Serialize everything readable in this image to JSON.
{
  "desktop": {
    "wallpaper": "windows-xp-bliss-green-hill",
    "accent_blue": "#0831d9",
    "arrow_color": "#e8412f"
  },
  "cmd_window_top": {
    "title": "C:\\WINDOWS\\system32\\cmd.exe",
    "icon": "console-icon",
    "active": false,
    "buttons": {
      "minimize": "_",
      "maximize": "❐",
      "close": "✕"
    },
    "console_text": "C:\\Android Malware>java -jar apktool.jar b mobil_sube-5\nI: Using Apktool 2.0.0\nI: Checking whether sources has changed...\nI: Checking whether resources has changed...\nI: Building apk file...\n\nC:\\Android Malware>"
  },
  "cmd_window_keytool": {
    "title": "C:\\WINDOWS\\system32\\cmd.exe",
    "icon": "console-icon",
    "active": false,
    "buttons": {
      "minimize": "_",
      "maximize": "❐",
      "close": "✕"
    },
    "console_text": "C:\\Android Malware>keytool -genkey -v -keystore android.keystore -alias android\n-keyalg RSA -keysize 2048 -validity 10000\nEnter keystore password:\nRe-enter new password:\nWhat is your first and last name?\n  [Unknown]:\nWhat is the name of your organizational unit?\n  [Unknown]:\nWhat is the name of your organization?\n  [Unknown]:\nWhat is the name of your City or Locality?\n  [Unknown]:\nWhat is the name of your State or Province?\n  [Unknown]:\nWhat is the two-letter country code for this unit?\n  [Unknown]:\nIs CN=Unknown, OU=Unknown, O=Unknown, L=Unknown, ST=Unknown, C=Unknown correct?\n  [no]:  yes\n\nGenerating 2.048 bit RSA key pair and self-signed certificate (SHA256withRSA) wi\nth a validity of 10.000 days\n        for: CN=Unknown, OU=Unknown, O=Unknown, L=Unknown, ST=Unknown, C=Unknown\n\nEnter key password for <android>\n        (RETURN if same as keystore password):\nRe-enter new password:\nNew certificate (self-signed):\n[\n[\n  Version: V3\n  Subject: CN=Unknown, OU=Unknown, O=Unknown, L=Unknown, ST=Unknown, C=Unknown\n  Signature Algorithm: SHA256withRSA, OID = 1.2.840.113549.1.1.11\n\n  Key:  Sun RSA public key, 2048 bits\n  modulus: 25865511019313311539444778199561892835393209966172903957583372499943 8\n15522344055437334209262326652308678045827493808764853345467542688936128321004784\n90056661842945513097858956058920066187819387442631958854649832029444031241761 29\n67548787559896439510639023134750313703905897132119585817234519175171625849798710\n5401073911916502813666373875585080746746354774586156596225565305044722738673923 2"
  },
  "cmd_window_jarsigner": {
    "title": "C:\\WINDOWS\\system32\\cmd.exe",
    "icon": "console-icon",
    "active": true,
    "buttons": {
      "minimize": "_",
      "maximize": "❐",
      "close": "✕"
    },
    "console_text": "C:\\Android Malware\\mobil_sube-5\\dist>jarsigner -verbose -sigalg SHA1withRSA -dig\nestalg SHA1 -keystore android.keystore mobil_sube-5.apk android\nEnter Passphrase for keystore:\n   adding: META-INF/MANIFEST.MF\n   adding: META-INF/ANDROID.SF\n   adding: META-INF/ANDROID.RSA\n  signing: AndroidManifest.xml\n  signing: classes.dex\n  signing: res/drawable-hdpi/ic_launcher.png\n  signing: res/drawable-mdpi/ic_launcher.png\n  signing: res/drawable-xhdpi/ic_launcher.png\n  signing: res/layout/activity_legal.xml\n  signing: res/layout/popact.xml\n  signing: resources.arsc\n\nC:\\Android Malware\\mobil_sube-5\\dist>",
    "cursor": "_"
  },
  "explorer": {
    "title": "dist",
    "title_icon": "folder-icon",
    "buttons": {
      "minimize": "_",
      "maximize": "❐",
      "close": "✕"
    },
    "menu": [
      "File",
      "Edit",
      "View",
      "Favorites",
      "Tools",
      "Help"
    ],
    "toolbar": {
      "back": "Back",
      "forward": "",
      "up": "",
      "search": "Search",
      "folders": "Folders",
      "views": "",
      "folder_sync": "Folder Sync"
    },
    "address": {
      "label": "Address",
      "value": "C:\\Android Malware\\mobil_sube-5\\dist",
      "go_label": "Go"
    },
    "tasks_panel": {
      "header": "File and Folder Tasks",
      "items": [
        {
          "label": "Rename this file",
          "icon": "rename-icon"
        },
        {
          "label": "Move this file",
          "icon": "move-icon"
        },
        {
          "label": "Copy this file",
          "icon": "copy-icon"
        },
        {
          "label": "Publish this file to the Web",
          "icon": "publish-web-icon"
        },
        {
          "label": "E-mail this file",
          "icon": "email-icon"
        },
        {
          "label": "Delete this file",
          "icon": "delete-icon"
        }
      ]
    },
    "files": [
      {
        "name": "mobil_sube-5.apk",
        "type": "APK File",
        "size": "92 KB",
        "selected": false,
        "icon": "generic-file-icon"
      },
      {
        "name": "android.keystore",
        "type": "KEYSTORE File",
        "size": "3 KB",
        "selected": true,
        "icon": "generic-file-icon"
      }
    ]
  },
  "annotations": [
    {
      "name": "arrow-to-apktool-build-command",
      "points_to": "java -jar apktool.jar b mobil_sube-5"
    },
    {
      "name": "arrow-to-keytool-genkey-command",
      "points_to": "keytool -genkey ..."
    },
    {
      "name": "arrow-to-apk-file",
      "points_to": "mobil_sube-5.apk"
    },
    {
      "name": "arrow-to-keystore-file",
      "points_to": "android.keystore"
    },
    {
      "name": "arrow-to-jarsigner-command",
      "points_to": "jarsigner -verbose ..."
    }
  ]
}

_EXERCISE DESCRIPTION_. Look over the material above and show each line where "dist" appears.

_RESULT FOR THIS EXERCISE_.
    "console_text": "C:\\Android Malware\\mobil_sube-5\\dist>jarsigner -verbose -sigalg SHA1withRSA -dig\nestalg SHA1 -keystore android.keystore mobil_sube-5.apk android\nEnter Passphrase for keystore:\n   adding: META-INF/MANIFEST.MF\n   adding: META-INF/ANDROID.SF\n   adding: META-INF/ANDROID.RSA\n  signing: AndroidManifest.xml\n  signing: classes.dex\n  signing: res/drawable-hdpi/ic_launcher.png\n  signing: res/drawable-mdpi/ic_launcher.png\n  signing: res/drawable-xhdpi/ic_launcher.png\n  signing: res/layout/activity_legal.xml\n  signing: res/layout/popact.xml\n  signing: resources.arsc\n\nC:\\Android Malware\\mobil_sube-5\\dist>",
    "title": "dist",
      "value": "C:\\Android Malware\\mobil_sube-5\\dist",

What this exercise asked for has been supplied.